[EXERCISE DETAILS]
Your task is to copy every line of the entries that contains "photo".

# Start of INFORMATION GIVEN

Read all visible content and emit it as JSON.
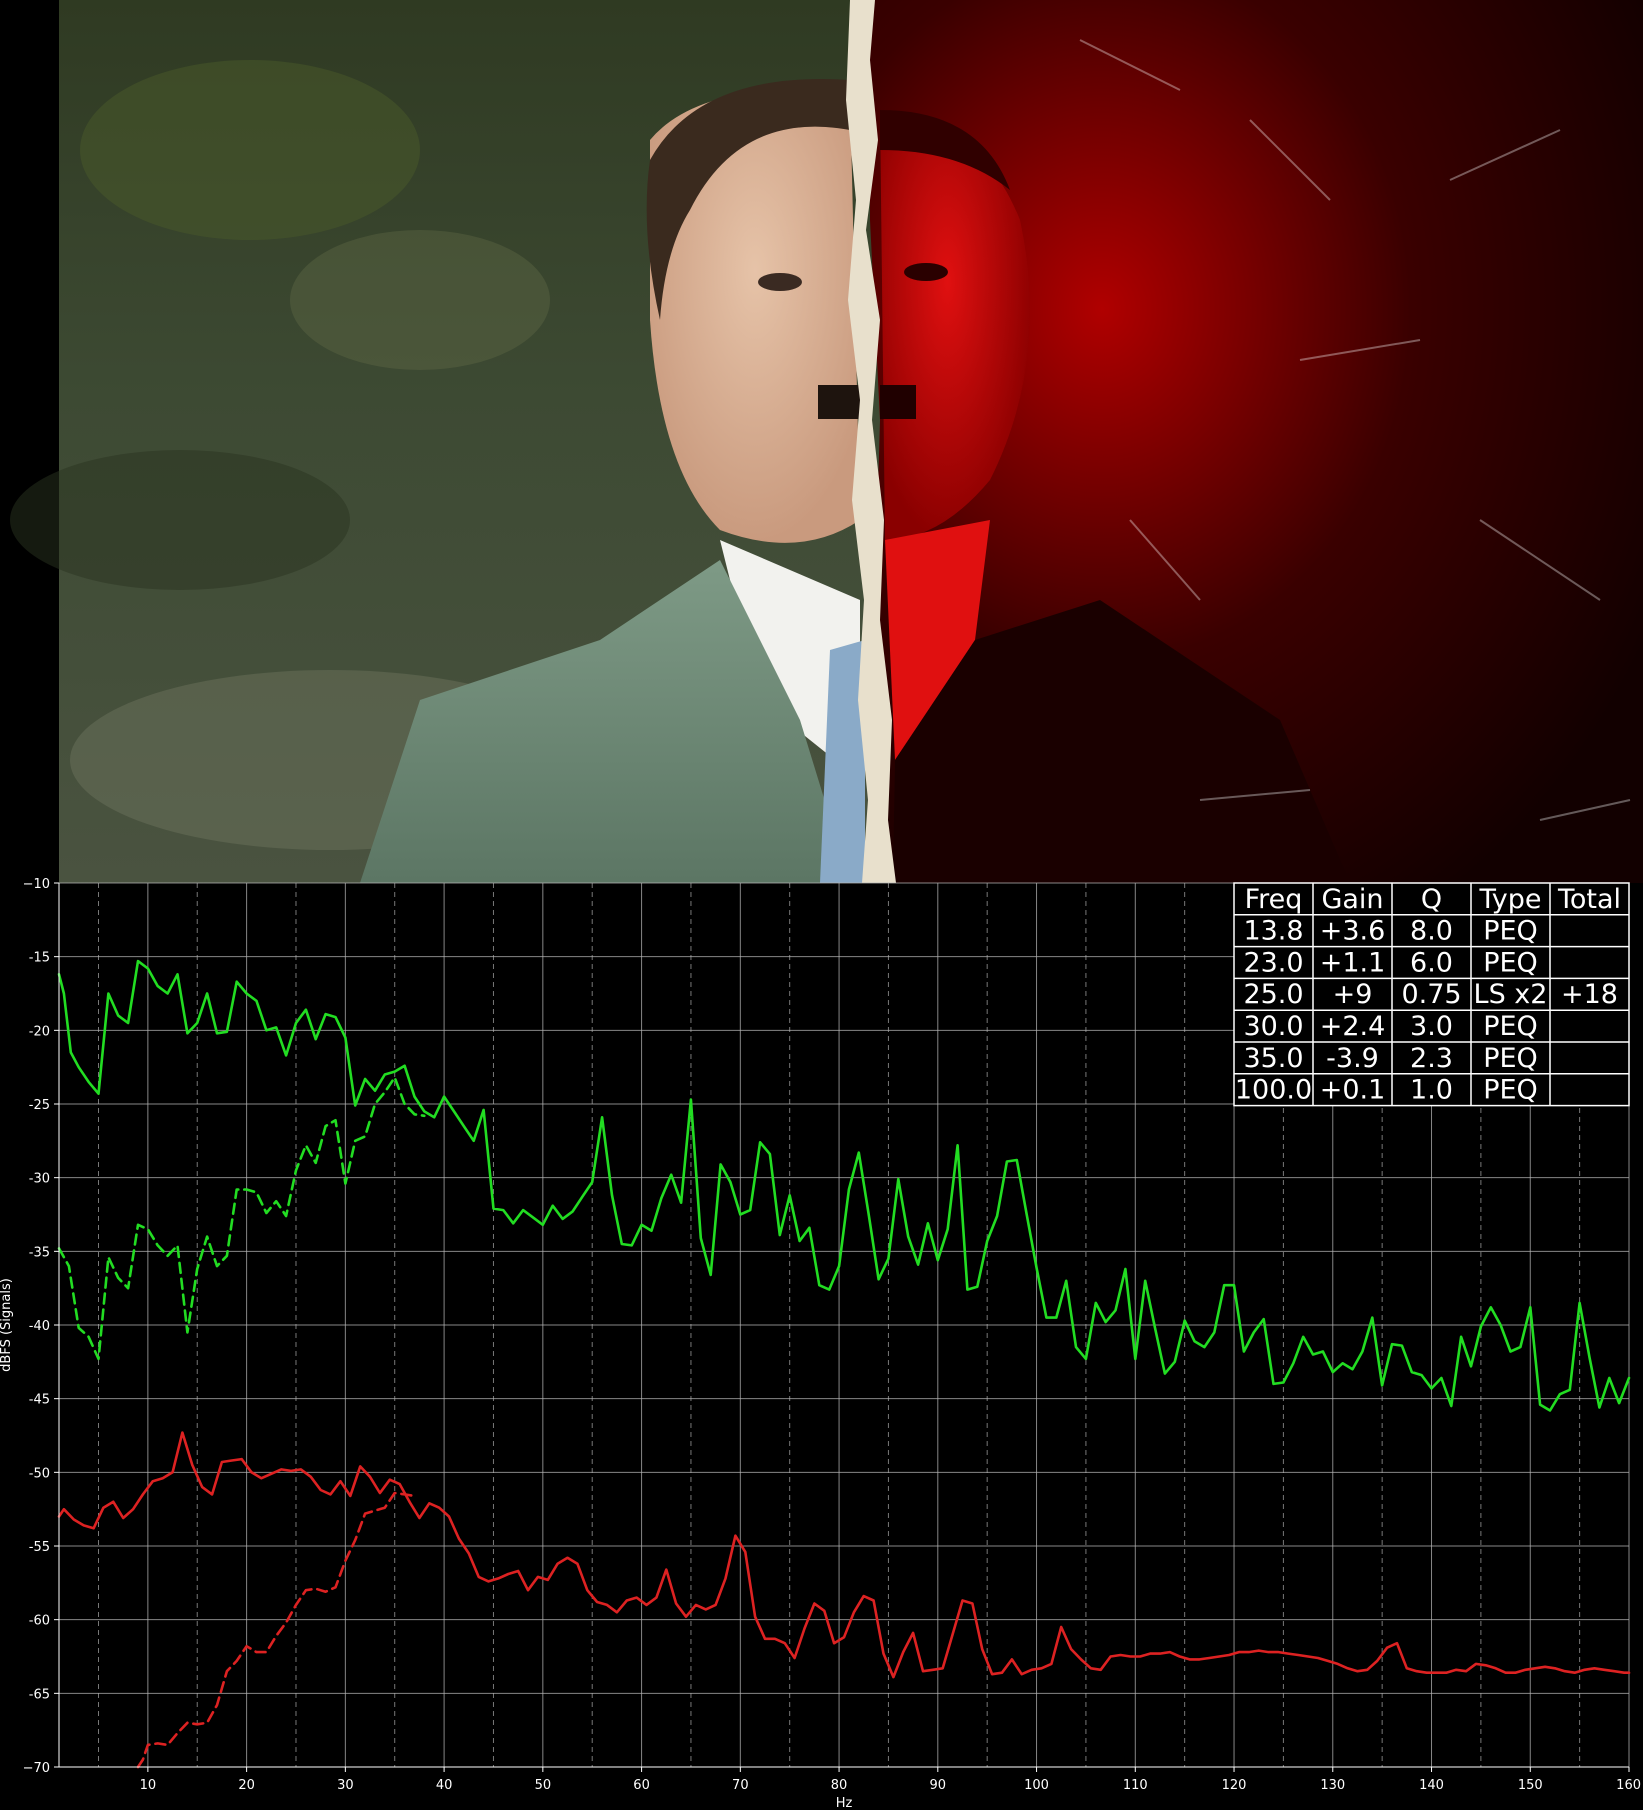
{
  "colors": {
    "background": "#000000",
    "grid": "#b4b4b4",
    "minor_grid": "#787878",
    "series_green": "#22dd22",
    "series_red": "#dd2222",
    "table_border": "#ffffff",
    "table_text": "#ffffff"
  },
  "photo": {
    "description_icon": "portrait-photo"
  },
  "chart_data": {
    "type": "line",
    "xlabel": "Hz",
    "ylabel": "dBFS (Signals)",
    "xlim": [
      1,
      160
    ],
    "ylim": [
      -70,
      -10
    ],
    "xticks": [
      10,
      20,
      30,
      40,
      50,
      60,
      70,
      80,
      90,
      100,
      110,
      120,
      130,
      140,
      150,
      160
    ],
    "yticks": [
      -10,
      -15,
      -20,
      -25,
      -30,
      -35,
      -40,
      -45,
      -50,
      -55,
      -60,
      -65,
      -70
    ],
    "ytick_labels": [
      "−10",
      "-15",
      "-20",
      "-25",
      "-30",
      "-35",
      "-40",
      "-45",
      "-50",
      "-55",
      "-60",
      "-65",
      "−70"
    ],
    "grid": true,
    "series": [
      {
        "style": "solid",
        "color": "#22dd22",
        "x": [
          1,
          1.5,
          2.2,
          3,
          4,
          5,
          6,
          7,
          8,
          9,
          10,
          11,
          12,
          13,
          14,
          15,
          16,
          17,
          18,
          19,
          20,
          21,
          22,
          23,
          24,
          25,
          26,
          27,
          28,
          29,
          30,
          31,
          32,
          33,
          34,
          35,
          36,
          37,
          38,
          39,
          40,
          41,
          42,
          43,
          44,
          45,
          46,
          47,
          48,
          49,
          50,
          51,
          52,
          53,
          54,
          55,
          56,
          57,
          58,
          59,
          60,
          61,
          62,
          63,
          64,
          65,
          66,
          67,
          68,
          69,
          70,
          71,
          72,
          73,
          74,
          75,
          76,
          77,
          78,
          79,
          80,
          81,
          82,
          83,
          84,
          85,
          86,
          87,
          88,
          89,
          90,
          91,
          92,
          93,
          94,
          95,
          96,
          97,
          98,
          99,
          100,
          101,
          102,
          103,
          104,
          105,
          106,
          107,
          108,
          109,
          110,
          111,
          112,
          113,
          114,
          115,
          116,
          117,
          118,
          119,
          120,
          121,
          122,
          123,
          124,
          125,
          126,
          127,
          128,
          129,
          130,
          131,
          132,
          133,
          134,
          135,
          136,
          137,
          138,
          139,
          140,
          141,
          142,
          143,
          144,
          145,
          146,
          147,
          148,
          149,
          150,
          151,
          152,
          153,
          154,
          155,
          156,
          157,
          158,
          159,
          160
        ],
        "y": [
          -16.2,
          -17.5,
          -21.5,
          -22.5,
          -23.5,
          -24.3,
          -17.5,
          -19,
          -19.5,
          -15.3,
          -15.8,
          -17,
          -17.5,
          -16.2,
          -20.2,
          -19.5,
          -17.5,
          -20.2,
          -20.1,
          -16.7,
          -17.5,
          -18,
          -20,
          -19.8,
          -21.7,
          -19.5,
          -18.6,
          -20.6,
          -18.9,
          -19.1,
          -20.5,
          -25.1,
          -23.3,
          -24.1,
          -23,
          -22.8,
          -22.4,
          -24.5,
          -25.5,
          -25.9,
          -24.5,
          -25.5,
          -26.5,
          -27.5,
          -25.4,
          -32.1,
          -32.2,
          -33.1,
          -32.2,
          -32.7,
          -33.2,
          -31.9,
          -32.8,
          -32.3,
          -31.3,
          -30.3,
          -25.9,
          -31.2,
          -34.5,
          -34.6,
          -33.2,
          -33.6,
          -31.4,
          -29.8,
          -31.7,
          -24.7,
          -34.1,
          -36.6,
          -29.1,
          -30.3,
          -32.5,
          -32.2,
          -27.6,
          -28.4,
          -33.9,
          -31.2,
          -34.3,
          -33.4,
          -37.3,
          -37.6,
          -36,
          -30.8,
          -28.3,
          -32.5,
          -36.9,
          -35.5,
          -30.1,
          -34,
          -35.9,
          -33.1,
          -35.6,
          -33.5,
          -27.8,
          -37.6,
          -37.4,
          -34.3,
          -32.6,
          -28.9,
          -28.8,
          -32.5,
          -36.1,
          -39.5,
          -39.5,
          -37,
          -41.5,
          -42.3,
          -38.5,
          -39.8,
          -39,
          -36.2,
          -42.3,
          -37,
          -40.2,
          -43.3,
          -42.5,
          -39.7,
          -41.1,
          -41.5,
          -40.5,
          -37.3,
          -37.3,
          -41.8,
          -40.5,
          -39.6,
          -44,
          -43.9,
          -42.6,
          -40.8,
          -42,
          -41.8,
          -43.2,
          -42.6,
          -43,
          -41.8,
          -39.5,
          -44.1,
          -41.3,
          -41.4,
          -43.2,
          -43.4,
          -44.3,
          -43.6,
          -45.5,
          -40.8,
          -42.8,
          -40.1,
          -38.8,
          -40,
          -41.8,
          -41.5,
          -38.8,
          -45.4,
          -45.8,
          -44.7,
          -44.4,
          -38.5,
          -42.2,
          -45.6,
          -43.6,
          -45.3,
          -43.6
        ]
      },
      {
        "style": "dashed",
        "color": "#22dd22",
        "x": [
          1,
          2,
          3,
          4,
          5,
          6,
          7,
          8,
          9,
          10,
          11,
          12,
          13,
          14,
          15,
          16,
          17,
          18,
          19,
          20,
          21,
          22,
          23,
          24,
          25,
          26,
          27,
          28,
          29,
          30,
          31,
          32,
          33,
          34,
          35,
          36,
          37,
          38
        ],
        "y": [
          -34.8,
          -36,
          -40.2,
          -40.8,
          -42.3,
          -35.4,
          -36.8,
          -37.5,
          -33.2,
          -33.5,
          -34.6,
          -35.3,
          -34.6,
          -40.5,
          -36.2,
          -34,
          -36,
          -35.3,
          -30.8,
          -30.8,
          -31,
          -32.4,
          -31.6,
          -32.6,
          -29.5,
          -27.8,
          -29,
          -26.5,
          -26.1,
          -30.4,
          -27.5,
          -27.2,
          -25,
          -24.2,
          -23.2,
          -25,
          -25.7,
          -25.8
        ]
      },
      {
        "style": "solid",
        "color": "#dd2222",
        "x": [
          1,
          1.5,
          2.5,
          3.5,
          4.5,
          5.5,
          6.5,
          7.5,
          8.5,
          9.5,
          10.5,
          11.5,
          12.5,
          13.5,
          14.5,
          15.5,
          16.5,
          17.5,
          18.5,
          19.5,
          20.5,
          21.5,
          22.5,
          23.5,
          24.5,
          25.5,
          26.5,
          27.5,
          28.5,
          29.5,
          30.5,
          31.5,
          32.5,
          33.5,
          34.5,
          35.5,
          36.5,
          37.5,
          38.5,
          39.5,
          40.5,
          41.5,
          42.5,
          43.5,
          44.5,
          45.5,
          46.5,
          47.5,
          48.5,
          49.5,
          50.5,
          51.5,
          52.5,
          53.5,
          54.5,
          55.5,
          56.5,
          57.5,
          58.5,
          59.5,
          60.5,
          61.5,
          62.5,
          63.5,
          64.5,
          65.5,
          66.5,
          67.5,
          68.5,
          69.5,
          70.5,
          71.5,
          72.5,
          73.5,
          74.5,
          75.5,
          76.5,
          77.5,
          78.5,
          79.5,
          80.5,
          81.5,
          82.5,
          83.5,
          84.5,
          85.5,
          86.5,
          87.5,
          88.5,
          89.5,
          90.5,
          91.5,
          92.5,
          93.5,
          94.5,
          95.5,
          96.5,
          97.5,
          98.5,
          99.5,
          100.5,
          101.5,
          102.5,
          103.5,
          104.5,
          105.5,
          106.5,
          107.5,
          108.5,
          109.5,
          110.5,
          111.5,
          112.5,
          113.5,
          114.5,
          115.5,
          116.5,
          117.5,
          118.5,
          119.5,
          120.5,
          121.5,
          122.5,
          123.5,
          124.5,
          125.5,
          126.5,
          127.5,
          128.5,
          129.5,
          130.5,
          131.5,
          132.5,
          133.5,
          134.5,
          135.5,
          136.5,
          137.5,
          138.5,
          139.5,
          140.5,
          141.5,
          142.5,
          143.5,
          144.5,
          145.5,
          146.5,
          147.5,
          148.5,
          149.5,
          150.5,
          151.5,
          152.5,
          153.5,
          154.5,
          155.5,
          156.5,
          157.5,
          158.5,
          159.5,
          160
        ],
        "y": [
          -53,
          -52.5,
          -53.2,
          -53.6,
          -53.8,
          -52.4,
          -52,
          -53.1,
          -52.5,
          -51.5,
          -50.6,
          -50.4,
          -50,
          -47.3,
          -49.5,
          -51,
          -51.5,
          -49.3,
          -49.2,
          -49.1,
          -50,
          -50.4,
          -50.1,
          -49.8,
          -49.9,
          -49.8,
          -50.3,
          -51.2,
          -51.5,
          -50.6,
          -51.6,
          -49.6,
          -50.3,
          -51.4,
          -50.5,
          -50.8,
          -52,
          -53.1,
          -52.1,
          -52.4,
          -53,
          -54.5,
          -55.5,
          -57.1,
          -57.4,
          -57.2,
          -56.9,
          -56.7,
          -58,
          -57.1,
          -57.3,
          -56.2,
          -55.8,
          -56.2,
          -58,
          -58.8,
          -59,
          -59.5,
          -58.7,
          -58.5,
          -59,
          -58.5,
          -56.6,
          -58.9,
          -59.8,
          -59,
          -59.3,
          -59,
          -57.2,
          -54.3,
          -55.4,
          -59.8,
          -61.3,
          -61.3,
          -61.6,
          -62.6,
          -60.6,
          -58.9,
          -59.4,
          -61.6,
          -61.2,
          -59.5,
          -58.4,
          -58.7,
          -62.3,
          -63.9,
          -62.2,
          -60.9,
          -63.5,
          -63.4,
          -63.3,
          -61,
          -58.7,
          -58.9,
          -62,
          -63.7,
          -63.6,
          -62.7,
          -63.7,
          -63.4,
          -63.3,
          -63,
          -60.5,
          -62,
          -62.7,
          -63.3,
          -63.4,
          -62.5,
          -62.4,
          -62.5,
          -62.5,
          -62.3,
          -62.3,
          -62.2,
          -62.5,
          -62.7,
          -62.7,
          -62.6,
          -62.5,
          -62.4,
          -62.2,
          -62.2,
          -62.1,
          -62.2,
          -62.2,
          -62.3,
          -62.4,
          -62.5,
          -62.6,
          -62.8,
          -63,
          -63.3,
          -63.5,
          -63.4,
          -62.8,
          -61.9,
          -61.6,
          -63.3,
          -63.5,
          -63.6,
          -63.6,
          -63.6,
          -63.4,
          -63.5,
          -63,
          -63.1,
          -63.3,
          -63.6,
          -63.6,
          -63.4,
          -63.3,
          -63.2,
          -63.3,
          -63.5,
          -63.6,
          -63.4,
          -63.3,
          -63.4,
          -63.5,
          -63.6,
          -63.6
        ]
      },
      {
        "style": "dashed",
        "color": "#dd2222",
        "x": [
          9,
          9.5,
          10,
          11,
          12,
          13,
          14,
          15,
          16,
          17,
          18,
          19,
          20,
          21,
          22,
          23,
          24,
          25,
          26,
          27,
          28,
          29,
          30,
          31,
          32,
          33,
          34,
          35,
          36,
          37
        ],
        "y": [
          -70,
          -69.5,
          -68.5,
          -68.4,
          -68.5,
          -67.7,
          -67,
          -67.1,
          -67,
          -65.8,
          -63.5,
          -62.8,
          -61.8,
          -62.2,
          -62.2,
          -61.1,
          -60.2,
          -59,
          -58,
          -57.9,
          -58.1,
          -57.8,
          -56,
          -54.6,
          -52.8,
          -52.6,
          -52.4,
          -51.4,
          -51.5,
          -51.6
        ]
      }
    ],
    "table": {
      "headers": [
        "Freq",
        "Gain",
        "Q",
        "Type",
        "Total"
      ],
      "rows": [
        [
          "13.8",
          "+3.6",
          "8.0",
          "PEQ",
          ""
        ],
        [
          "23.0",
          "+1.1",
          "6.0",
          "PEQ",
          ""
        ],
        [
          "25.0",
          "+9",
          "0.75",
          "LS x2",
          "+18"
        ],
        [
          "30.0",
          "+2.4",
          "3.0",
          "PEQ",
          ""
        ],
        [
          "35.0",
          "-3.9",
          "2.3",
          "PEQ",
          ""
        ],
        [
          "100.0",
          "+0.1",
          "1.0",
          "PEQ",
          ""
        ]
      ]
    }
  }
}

# End of INFORMATION GIVEN

[RESULT OF THE TASK]
  "photo": {
    "description_icon": "portrait-photo"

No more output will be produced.